SUPPLIED PASSAGE:
There is also a fair distribution of locations for those top ten hosts - France, Netherlands, Germany, Indonesia, the United States and Vietnam are all represented. So where did all of the devices come from?

For a nicer view, open a full screen view of the map above.

This fuller picture reveals that in addition to the high concentration of requests from OVH servers in France, there were also a lot of compromised devices in certain American cities. Who owns the networks these devices sit on? This time around I used InfobyIP's Bulk Lookup Tool, which kindly does not limit the number of lookups per day (or at least I didn't hit the limit):

In Scottsdale, Arizona, all devices are on GoDaddy.com, LLC (GoDaddy) networks.
In Brea, California, all devices are on New Dream Network, LLC (Dreamhost) networks.
In Provo, Utah, all devices are on Unified Layer (United Layer)* networks.
In Fort Lauderdale, Florida, all devices are on InternetNamesForBusiness.com (INFB) networks.

* The United Layer devices appear to be a small mix of regional web hosting services, with the only major outlier being one device on HostGator.

The total requests in these cities were not nearly as high as what came from OVH, but they helped the total number of devices from the United States more than double those from France. These network owners also further advance the theory that the devices were compromised website. It is possible that they were not able to fire off any many requests as OVH's servers because they are smaller website that hit resource caps.

A lot more digging could be done here to identify and report individual compromised websites, but I suspect that would be an adventure of it's own. And one worth taking if time ever allows...

DATA EXTRACT:
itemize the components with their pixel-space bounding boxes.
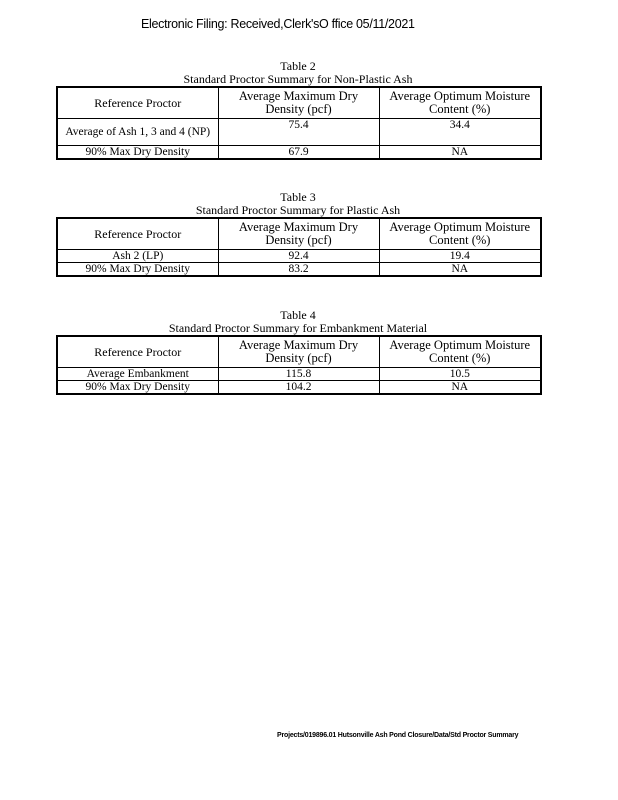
table-cell: Average of Ash 1, 3 and 4 (NP) (57, 119, 218, 146)
column-header: Average Maximum Dry Density (pcf) (218, 87, 379, 119)
column-header: Average Maximum Dry Density (pcf) (218, 336, 379, 368)
proctor-table (56, 86, 542, 160)
table-cell: 92.4 (218, 250, 379, 263)
table-number: Table 2 (280, 59, 316, 73)
table-cell: 83.2 (218, 263, 379, 277)
table-cell: 90% Max Dry Density (57, 263, 218, 277)
electronic-filing-header: Electronic Filing: Received,Clerk'sO ffice 05/11/2021 (141, 17, 415, 31)
table-header-row (57, 87, 541, 119)
file-path-footer: Projects/019896.01 Hutsonville Ash Pond Closure/Data/Std Proctor Summary (277, 732, 519, 739)
column-header: Reference Proctor (57, 218, 218, 250)
table-row (57, 250, 541, 263)
table-3-block (56, 191, 540, 277)
table-4-block (56, 309, 540, 395)
table-row (57, 119, 541, 146)
table-title: Standard Proctor Summary for Plastic Ash (195, 203, 401, 217)
proctor-table (56, 335, 542, 395)
table-header-row (57, 218, 541, 250)
table-cell: Average Embankment (57, 368, 218, 381)
table-title: Standard Proctor Summary for Non-Plastic Ash (183, 72, 413, 86)
table-2-block (56, 60, 540, 160)
table-cell: 75.4 (218, 119, 379, 146)
column-header: Reference Proctor (57, 336, 218, 368)
table-cell: NA (379, 381, 541, 395)
table-cell: 10.5 (379, 368, 541, 381)
column-header: Average Maximum Dry Density (pcf) (218, 218, 379, 250)
column-header: Average Optimum Moisture Content (%) (379, 218, 541, 250)
table-cell: 90% Max Dry Density (57, 146, 218, 160)
table-cell: NA (379, 146, 541, 160)
table-cell: 90% Max Dry Density (57, 381, 218, 395)
table-cell: Ash 2 (LP) (57, 250, 218, 263)
column-header: Average Optimum Moisture Content (%) (379, 87, 541, 119)
column-header: Average Optimum Moisture Content (%) (379, 336, 541, 368)
table-cell: 67.9 (218, 146, 379, 160)
table-row (57, 263, 541, 277)
table-header-row (57, 336, 541, 368)
table-number: Table 4 (280, 308, 316, 322)
column-header: Reference Proctor (57, 87, 218, 119)
table-cell: NA (379, 263, 541, 277)
table-cell: 34.4 (379, 119, 541, 146)
proctor-table (56, 217, 542, 277)
table-cell: 19.4 (379, 250, 541, 263)
table-cell: 115.8 (218, 368, 379, 381)
table-title: Standard Proctor Summary for Embankment Material (168, 321, 428, 335)
table-row (57, 381, 541, 395)
table-row (57, 368, 541, 381)
table-cell: 104.2 (218, 381, 379, 395)
table-row (57, 146, 541, 160)
table-number: Table 3 (280, 190, 316, 204)
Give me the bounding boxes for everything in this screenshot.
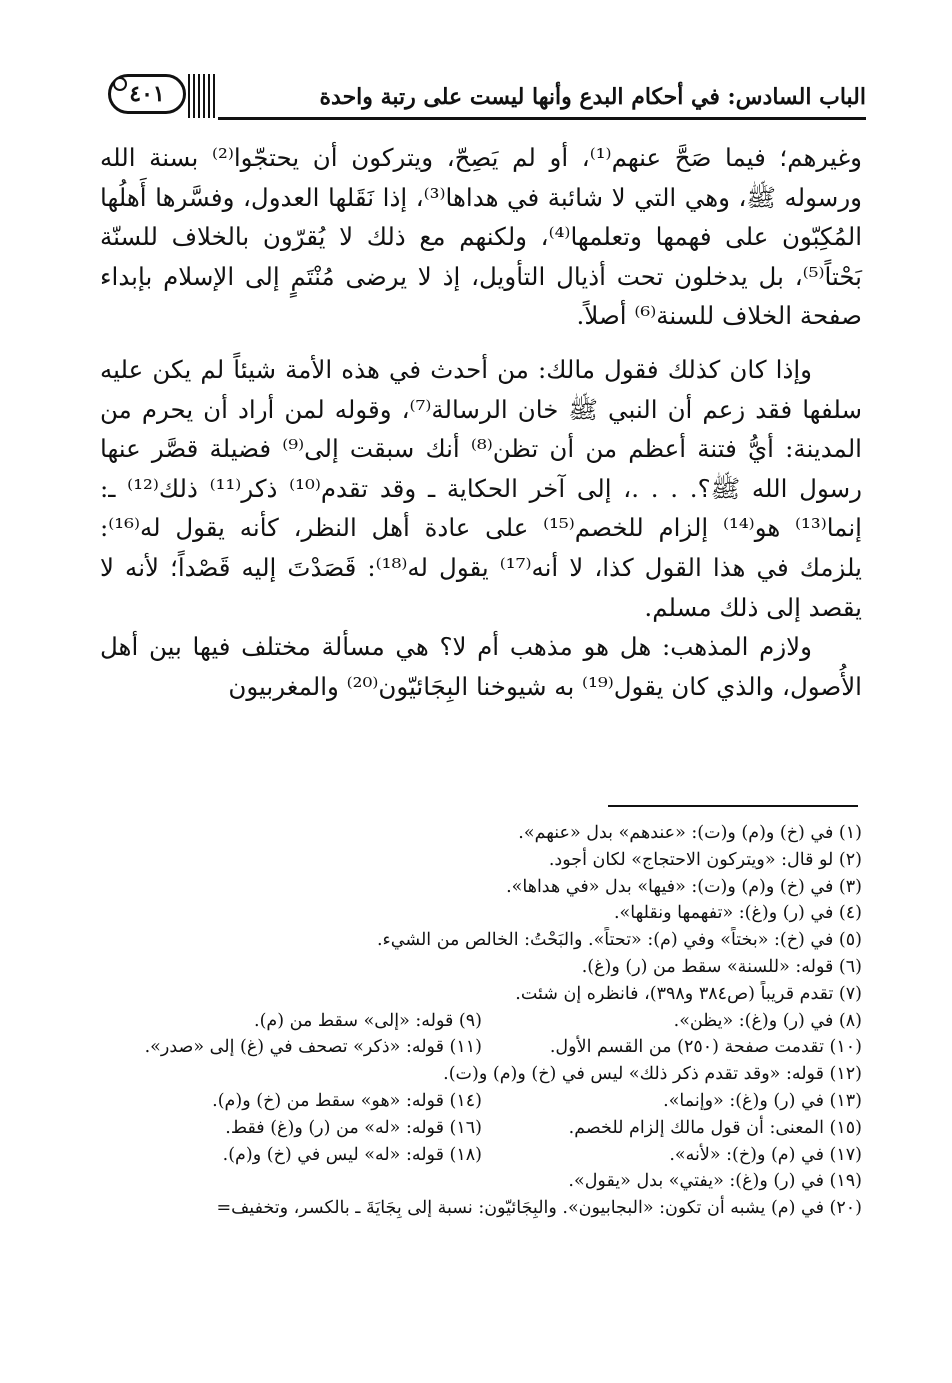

ACTIONS TO TAKE:
A) According to the passage about compromised devices, which company's networks hold all of the devices in Brea, California?
B) Quote the passage about compromised devices from "In Brea, California, all" to "(United Layer)* networks.".
Rely only on the passage about compromised devices.

ANSWERS GIVEN:
A) New Dream Network, LLC (Dreamhost).

B)
In Brea, California, all devices are on New Dream Network, LLC (Dreamhost) networks.
In Provo, Utah, all devices are on Unified Layer (United Layer)* networks.